* _WRITTEN TASK_: Quote every line of the material beneath this one.

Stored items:

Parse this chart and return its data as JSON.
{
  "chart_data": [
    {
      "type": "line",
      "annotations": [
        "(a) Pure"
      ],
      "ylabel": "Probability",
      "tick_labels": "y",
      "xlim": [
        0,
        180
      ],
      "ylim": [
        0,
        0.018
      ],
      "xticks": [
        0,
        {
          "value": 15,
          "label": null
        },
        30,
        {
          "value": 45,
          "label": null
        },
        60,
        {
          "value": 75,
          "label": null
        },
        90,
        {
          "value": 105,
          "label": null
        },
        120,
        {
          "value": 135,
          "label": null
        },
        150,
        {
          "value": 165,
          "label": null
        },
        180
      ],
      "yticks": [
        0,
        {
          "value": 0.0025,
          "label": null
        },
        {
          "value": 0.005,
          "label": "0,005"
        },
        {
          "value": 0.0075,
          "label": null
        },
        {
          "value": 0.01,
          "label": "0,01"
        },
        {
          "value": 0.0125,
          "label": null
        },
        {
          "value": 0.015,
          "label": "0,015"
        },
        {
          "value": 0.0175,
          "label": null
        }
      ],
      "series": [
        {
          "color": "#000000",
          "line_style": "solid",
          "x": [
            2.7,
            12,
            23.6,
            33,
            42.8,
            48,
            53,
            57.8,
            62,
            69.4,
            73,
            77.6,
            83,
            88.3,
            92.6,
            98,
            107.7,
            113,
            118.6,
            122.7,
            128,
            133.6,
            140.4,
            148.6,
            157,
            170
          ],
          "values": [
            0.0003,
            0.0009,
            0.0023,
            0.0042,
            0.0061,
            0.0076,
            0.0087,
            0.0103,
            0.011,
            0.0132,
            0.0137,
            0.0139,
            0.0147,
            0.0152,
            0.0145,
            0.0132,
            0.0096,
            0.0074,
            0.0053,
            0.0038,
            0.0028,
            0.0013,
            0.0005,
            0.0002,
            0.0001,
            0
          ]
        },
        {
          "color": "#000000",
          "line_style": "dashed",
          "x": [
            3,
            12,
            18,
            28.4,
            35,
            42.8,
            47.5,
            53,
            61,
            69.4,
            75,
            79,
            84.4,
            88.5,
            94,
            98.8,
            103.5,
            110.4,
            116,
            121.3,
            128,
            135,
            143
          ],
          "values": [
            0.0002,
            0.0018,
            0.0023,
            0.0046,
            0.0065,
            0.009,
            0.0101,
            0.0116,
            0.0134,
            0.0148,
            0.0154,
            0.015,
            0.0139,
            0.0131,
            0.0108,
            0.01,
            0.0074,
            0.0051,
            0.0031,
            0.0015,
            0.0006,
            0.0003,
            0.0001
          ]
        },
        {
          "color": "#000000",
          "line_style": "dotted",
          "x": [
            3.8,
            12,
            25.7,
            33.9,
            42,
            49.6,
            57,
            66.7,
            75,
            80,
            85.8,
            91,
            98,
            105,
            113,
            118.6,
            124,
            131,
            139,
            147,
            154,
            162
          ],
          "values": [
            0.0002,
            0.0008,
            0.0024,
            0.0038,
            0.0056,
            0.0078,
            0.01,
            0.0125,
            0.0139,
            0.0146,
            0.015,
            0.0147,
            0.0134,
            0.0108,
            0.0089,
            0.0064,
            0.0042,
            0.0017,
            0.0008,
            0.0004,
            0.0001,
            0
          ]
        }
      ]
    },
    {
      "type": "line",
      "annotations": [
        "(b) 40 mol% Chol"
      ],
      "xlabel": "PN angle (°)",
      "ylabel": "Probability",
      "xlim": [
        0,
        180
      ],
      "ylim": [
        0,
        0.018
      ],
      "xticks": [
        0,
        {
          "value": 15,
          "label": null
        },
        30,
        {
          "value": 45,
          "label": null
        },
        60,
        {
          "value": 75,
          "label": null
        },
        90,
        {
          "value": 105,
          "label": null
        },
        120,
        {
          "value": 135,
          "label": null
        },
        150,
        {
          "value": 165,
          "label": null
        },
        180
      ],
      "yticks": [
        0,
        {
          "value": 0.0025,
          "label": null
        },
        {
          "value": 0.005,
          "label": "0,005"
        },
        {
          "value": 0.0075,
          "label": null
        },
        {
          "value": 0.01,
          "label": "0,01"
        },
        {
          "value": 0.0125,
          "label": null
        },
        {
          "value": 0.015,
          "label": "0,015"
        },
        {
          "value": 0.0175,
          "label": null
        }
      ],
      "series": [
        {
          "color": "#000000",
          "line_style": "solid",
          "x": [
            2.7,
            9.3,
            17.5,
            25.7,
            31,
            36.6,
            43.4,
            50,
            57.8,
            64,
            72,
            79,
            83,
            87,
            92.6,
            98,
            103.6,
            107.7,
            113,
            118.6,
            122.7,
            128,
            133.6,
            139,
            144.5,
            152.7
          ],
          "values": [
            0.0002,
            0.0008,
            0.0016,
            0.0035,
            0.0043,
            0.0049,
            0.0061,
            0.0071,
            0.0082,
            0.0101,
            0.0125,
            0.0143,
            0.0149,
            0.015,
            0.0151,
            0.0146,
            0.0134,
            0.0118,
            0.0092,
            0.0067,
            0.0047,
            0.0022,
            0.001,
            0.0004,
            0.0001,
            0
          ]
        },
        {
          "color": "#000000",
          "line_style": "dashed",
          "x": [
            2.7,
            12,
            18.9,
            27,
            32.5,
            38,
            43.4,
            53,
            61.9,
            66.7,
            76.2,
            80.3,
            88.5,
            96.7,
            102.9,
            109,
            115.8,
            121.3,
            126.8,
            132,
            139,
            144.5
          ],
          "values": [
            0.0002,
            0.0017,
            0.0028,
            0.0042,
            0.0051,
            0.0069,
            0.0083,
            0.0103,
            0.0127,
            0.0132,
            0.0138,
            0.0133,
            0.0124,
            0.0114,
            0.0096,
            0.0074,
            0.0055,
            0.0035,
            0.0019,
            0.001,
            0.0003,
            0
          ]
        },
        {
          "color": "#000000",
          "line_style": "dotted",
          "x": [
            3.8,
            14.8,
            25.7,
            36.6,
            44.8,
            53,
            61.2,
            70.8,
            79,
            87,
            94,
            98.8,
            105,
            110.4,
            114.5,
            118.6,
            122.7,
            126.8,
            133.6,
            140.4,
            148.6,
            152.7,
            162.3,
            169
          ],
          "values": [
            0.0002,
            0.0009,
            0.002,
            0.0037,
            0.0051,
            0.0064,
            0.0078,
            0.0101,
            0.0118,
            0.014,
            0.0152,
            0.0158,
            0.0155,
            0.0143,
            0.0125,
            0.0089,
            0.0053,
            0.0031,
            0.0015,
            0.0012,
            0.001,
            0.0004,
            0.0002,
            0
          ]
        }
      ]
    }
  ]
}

* _TASK RESULT_:
Parse this chart and return its data as JSON.
{
  "chart_data": [
    {
      "type": "line",
      "annotations": [
        "(a) Pure"
      ],
      "ylabel": "Probability",
      "tick_labels": "y",
      "xlim": [
        0,
        180
      ],
      "ylim": [
        0,
        0.018
      ],
      "xticks": [
        0,
        {
          "value": 15,
          "label": null
        },
        30,
        {
          "value": 45,
          "label": null
        },
        60,
        {
          "value": 75,
          "label": null
        },
        90,
        {
          "value": 105,
          "label": null
        },
        120,
        {
          "value": 135,
          "label": null
        },
        150,
        {
          "value": 165,
          "label": null
        },
        180
      ],
      "yticks": [
        0,
        {
          "value": 0.0025,
          "label": null
        },
        {
          "value": 0.005,
          "label": "0,005"
        },
        {
          "value": 0.0075,
          "label": null
        },
        {
          "value": 0.01,
          "label": "0,01"
        },
        {
          "value": 0.0125,
          "label": null
        },
        {
          "value": 0.015,
          "label": "0,015"
        },
        {
          "value": 0.0175,
          "label": null
        }
      ],
      "series": [
        {
          "color": "#000000",
          "line_style": "solid",
          "x": [
            2.7,
            12,
            23.6,
            33,
            42.8,
            48,
            53,
            57.8,
            62,
            69.4,
            73,
            77.6,
            83,
            88.3,
            92.6,
            98,
            107.7,
            113,
            118.6,
            122.7,
            128,
            133.6,
            140.4,
            148.6,
            157,
            170
          ],
          "values": [
            0.0003,
            0.0009,
            0.0023,
            0.0042,
            0.0061,
            0.0076,
            0.0087,
            0.0103,
            0.011,
            0.0132,
            0.0137,
            0.0139,
            0.0147,
            0.0152,
            0.0145,
            0.0132,
            0.0096,
            0.0074,
            0.0053,
            0.0038,
            0.0028,
            0.0013,
            0.0005,
            0.0002,
            0.0001,
            0
          ]
        },
        {
          "color": "#000000",
          "line_style": "dashed",
          "x": [
            3,
            12,
            18,
            28.4,
            35,
            42.8,
            47.5,
            53,
            61,
            69.4,
            75,
            79,
            84.4,
            88.5,
            94,
            98.8,
            103.5,
            110.4,
            116,
            121.3,
            128,
            135,
            143
          ],
          "values": [
            0.0002,
            0.0018,
            0.0023,
            0.0046,
            0.0065,
            0.009,
            0.0101,
            0.0116,
            0.0134,
            0.0148,
            0.0154,
            0.015,
            0.0139,
            0.0131,
            0.0108,
            0.01,
            0.0074,
            0.0051,
            0.0031,
            0.0015,
            0.0006,
            0.0003,
            0.0001
          ]
        },
        {
          "color": "#000000",
          "line_style": "dotted",
          "x": [
            3.8,
            12,
            25.7,
            33.9,
            42,
            49.6,
            57,
            66.7,
            75,
            80,
            85.8,
            91,
            98,
            105,
            113,
            118.6,
            124,
            131,
            139,
            147,
            154,
            162
          ],
          "values": [
            0.0002,
            0.0008,
            0.0024,
            0.0038,
            0.0056,
            0.0078,
            0.01,
            0.0125,
            0.0139,
            0.0146,
            0.015,
            0.0147,
            0.0134,
            0.0108,
            0.0089,
            0.0064,
            0.0042,
            0.0017,
            0.0008,
            0.0004,
            0.0001,
            0
          ]
        }
      ]
    },
    {
      "type": "line",
      "annotations": [
        "(b) 40 mol% Chol"
      ],
      "xlabel": "PN angle (°)",
      "ylabel": "Probability",
      "xlim": [
        0,
        180
      ],
      "ylim": [
        0,
        0.018
      ],
      "xticks": [
        0,
        {
          "value": 15,
          "label": null
        },
        30,
        {
          "value": 45,
          "label": null
        },
        60,
        {
          "value": 75,
          "label": null
        },
        90,
        {
          "value": 105,
          "label": null
        },
        120,
        {
          "value": 135,
          "label": null
        },
        150,
        {
          "value": 165,
          "label": null
        },
        180
      ],
      "yticks": [
        0,
        {
          "value": 0.0025,
          "label": null
        },
        {
          "value": 0.005,
          "label": "0,005"
        },
        {
          "value": 0.0075,
          "label": null
        },
        {
          "value": 0.01,
          "label": "0,01"
        },
        {
          "value": 0.0125,
          "label": null
        },
        {
          "value": 0.015,
          "label": "0,015"
        },
        {
          "value": 0.0175,
          "label": null
        }
      ],
      "series": [
        {
          "color": "#000000",
          "line_style": "solid",
          "x": [
            2.7,
            9.3,
            17.5,
            25.7,
            31,
            36.6,
            43.4,
            50,
            57.8,
            64,
            72,
            79,
            83,
            87,
            92.6,
            98,
            103.6,
            107.7,
            113,
            118.6,
            122.7,
            128,
            133.6,
            139,
            144.5,
            152.7
          ],
          "values": [
            0.0002,
            0.0008,
            0.0016,
            0.0035,
            0.0043,
            0.0049,
            0.0061,
            0.0071,
            0.0082,
            0.0101,
            0.0125,
            0.0143,
            0.0149,
            0.015,
            0.0151,
            0.0146,
            0.0134,
            0.0118,
            0.0092,
            0.0067,
            0.0047,
            0.0022,
            0.001,
            0.0004,
            0.0001,
            0
          ]
        },
        {
          "color": "#000000",
          "line_style": "dashed",
          "x": [
            2.7,
            12,
            18.9,
            27,
            32.5,
            38,
            43.4,
            53,
            61.9,
            66.7,
            76.2,
            80.3,
            88.5,
            96.7,
            102.9,
            109,
            115.8,
            121.3,
            126.8,
            132,
            139,
            144.5
          ],
          "values": [
            0.0002,
            0.0017,
            0.0028,
            0.0042,
            0.0051,
            0.0069,
            0.0083,
            0.0103,
            0.0127,
            0.0132,
            0.0138,
            0.0133,
            0.0124,
            0.0114,
            0.0096,
            0.0074,
            0.0055,
            0.0035,
            0.0019,
            0.001,
            0.0003,
            0
          ]
        },
        {
          "color": "#000000",
          "line_style": "dotted",
          "x": [
            3.8,
            14.8,
            25.7,
            36.6,
            44.8,
            53,
            61.2,
            70.8,
            79,
            87,
            94,
            98.8,
            105,
            110.4,
            114.5,
            118.6,
            122.7,
            126.8,
            133.6,
            140.4,
            148.6,
            152.7,
            162.3,
            169
          ],
          "values": [
            0.0002,
            0.0009,
            0.002,
            0.0037,
            0.0051,
            0.0064,
            0.0078,
            0.0101,
            0.0118,
            0.014,
            0.0152,
            0.0158,
            0.0155,
            0.0143,
            0.0125,
            0.0089,
            0.0053,
            0.0031,
            0.0015,
            0.0012,
            0.001,
            0.0004,
            0.0002,
            0
          ]
        }
      ]
    }
  ]
}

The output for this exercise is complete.